> _WHAT YOU NEED TO DO_
Return the material exactly as supplied, apart from the pictures, which are omitted.

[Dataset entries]
═══

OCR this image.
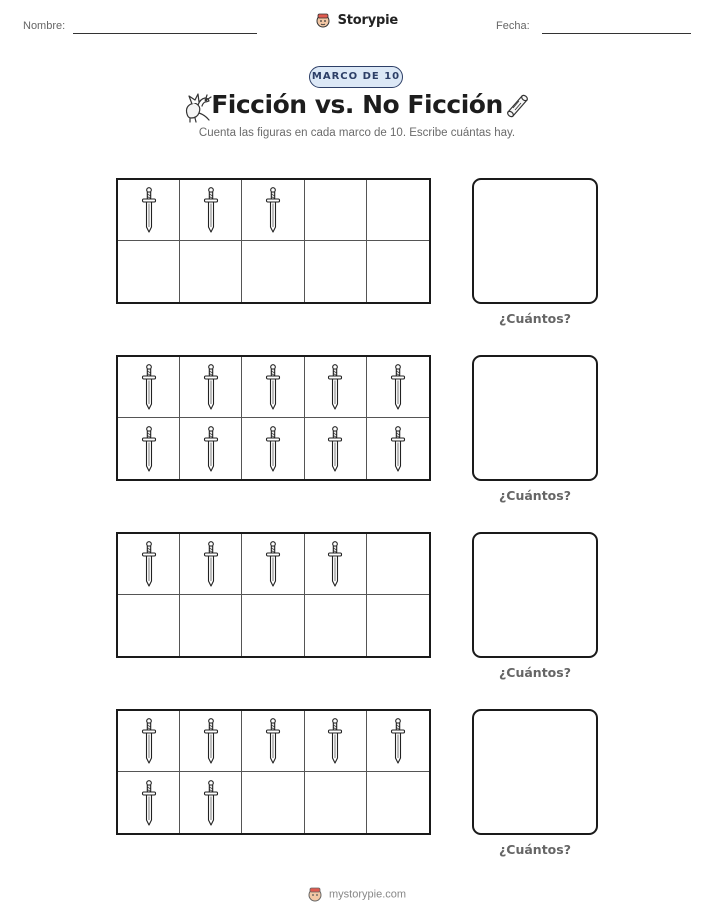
Nombre:	Storypie	Fecha:
MARCO DE 10
Ficción vs. No Ficción
Cuenta las figuras en cada marco de 10. Escribe cuántas hay.
¿Cuántos?
¿Cuántos?
¿Cuántos?
¿Cuántos?
mystorypie.com
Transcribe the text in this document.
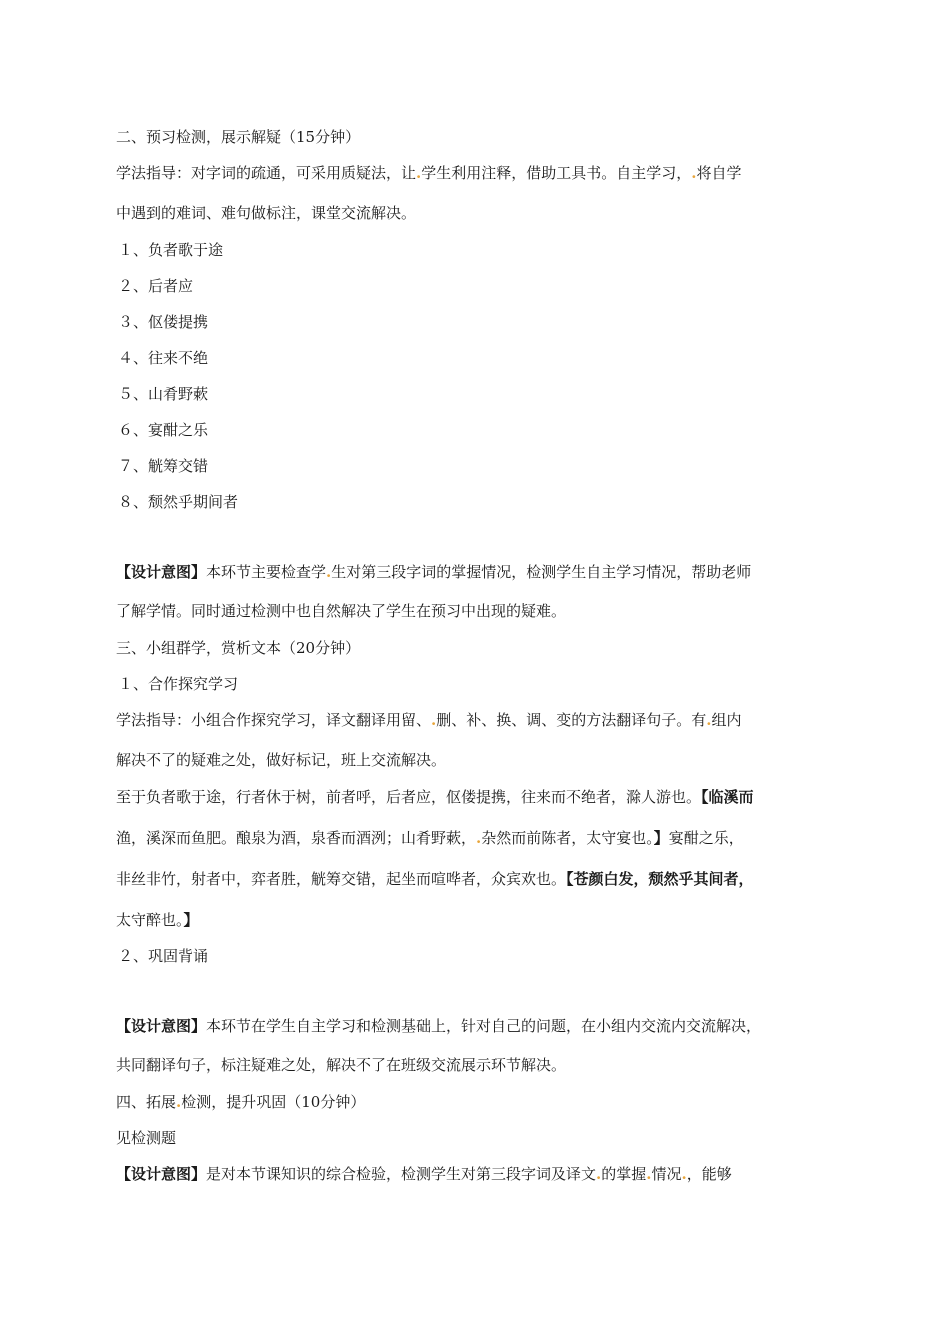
二、预习检测，展示解疑（15分钟）
学法指导：对字词的疏通，可采用质疑法，让.学生利用注释，借助工具书。自主学习，.将自学
中遇到的难词、难句做标注，课堂交流解决。
１、负者歌于途
２、后者应
３、伛偻提携
４、往来不绝
５、山肴野蔌
６、宴酣之乐
７、觥筹交错
８、颓然乎期间者
【设计意图】本环节主要检查学.生对第三段字词的掌握情况，检测学生自主学习情况，帮助老师
了解学情。同时通过检测中也自然解决了学生在预习中出现的疑难。
三、小组群学，赏析文本（20分钟）
１、合作探究学习
学法指导：小组合作探究学习，译文翻译用留、.删、补、换、调、变的方法翻译句子。有.组内
解决不了的疑难之处，做好标记，班上交流解决。
至于负者歌于途，行者休于树，前者呼，后者应，伛偻提携，往来而不绝者，滁人游也。【临溪而
渔，溪深而鱼肥。酿泉为酒，泉香而酒洌；山肴野蔌，.杂然而前陈者，太守宴也。】宴酣之乐，
非丝非竹，射者中，弈者胜，觥筹交错，起坐而喧哗者，众宾欢也。【苍颜白发，颓然乎其间者，
太守醉也。】
２、巩固背诵
【设计意图】本环节在学生自主学习和检测基础上，针对自己的问题，在小组内交流内交流解决，
共同翻译句子，标注疑难之处，解决不了在班级交流展示环节解决。
四、拓展.检测，提升巩固（10分钟）
见检测题
【设计意图】是对本节课知识的综合检验，检测学生对第三段字词及译文.的掌握.情况.，能够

═══

> _FULL SOLUTION_
OCR this image.
Nombre:	Storypie	Fecha:
MARCO DE 10
Ficción vs. No Ficción
Cuenta las figuras en cada marco de 10. Escribe cuántas hay.
¿Cuántos?
¿Cuántos?
¿Cuántos?
¿Cuántos?
mystorypie.com
Transcribe the text in this document.
二、预习检测，展示解疑（15分钟）
学法指导：对字词的疏通，可采用质疑法，让.学生利用注释，借助工具书。自主学习，.将自学
中遇到的难词、难句做标注，课堂交流解决。
１、负者歌于途
２、后者应
３、伛偻提携
４、往来不绝
５、山肴野蔌
６、宴酣之乐
７、觥筹交错
８、颓然乎期间者
【设计意图】本环节主要检查学.生对第三段字词的掌握情况，检测学生自主学习情况，帮助老师
了解学情。同时通过检测中也自然解决了学生在预习中出现的疑难。
三、小组群学，赏析文本（20分钟）
１、合作探究学习
学法指导：小组合作探究学习，译文翻译用留、.删、补、换、调、变的方法翻译句子。有.组内
解决不了的疑难之处，做好标记，班上交流解决。
至于负者歌于途，行者休于树，前者呼，后者应，伛偻提携，往来而不绝者，滁人游也。【临溪而
渔，溪深而鱼肥。酿泉为酒，泉香而酒洌；山肴野蔌，.杂然而前陈者，太守宴也。】宴酣之乐，
非丝非竹，射者中，弈者胜，觥筹交错，起坐而喧哗者，众宾欢也。【苍颜白发，颓然乎其间者，
太守醉也。】
２、巩固背诵
【设计意图】本环节在学生自主学习和检测基础上，针对自己的问题，在小组内交流内交流解决，
共同翻译句子，标注疑难之处，解决不了在班级交流展示环节解决。
四、拓展.检测，提升巩固（10分钟）
见检测题
【设计意图】是对本节课知识的综合检验，检测学生对第三段字词及译文.的掌握.情况.，能够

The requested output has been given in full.